Begin

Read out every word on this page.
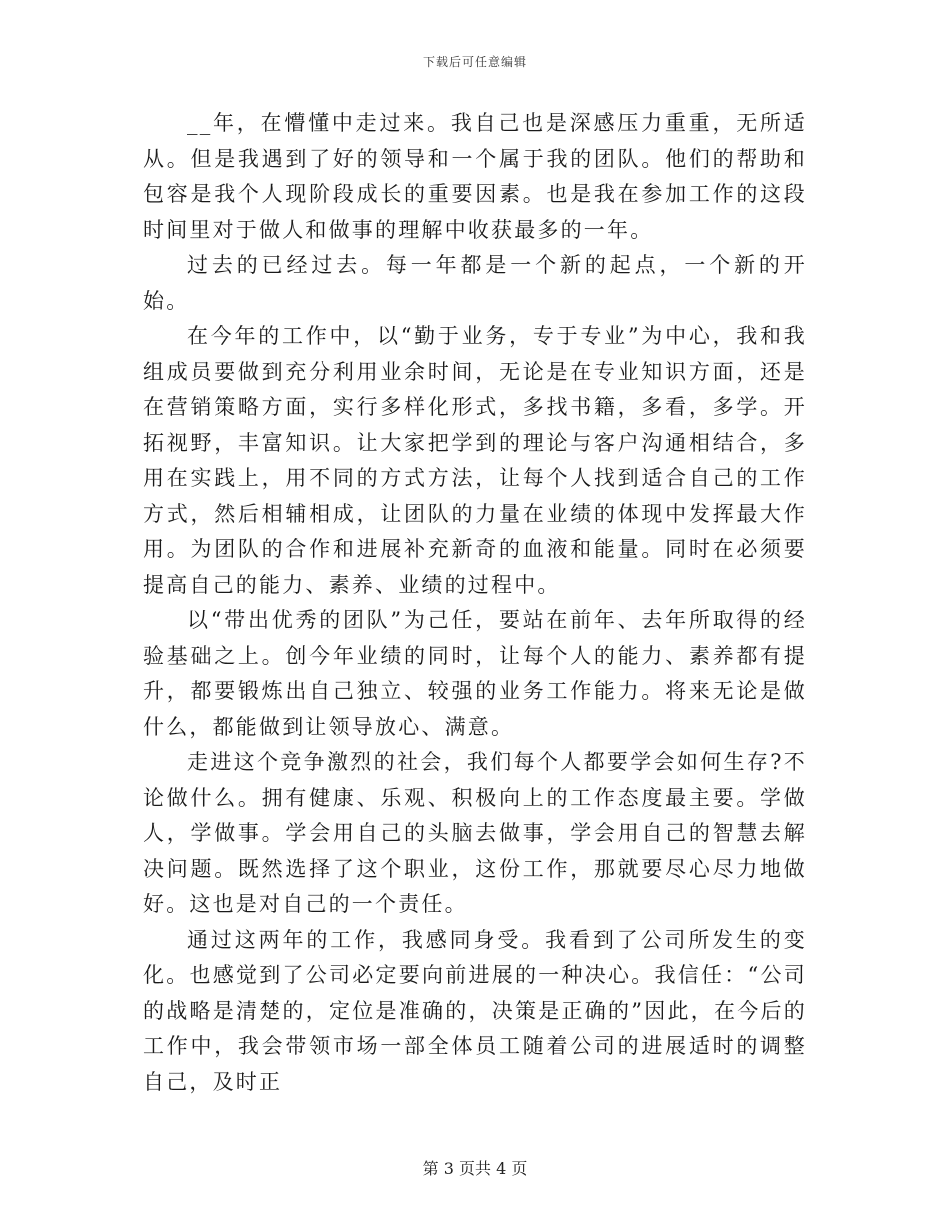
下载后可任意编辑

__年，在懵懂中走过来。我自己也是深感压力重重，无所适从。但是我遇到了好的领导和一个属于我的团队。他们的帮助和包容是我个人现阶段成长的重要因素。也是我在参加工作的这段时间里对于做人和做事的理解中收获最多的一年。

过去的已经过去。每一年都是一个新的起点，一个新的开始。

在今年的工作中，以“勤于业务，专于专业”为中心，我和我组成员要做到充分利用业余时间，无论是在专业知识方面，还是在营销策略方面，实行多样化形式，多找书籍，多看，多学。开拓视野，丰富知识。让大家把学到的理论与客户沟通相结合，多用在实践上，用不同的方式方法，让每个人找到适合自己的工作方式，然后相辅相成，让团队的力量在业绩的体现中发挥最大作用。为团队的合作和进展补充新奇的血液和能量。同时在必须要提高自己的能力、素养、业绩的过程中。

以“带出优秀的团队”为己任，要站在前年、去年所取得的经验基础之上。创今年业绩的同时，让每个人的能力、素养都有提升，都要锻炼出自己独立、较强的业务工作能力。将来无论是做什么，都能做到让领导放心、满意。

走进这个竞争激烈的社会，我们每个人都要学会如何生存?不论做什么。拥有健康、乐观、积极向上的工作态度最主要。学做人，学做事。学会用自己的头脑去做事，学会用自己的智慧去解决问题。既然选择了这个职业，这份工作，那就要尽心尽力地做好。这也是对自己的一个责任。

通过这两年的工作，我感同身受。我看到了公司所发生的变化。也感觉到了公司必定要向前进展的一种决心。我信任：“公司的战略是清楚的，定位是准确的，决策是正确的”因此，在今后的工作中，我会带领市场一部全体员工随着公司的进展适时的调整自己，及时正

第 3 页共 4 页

End

§ Written problem: In your copy, repeat each record exactly and include no pictures.

§ Completed task:
Read out every word on this page.
下载后可任意编辑

__年，在懵懂中走过来。我自己也是深感压力重重，无所适从。但是我遇到了好的领导和一个属于我的团队。他们的帮助和包容是我个人现阶段成长的重要因素。也是我在参加工作的这段时间里对于做人和做事的理解中收获最多的一年。

过去的已经过去。每一年都是一个新的起点，一个新的开始。

在今年的工作中，以“勤于业务，专于专业”为中心，我和我组成员要做到充分利用业余时间，无论是在专业知识方面，还是在营销策略方面，实行多样化形式，多找书籍，多看，多学。开拓视野，丰富知识。让大家把学到的理论与客户沟通相结合，多用在实践上，用不同的方式方法，让每个人找到适合自己的工作方式，然后相辅相成，让团队的力量在业绩的体现中发挥最大作用。为团队的合作和进展补充新奇的血液和能量。同时在必须要提高自己的能力、素养、业绩的过程中。

以“带出优秀的团队”为己任，要站在前年、去年所取得的经验基础之上。创今年业绩的同时，让每个人的能力、素养都有提升，都要锻炼出自己独立、较强的业务工作能力。将来无论是做什么，都能做到让领导放心、满意。

走进这个竞争激烈的社会，我们每个人都要学会如何生存?不论做什么。拥有健康、乐观、积极向上的工作态度最主要。学做人，学做事。学会用自己的头脑去做事，学会用自己的智慧去解决问题。既然选择了这个职业，这份工作，那就要尽心尽力地做好。这也是对自己的一个责任。

通过这两年的工作，我感同身受。我看到了公司所发生的变化。也感觉到了公司必定要向前进展的一种决心。我信任：“公司的战略是清楚的，定位是准确的，决策是正确的”因此，在今后的工作中，我会带领市场一部全体员工随着公司的进展适时的调整自己，及时正

第 3 页共 4 页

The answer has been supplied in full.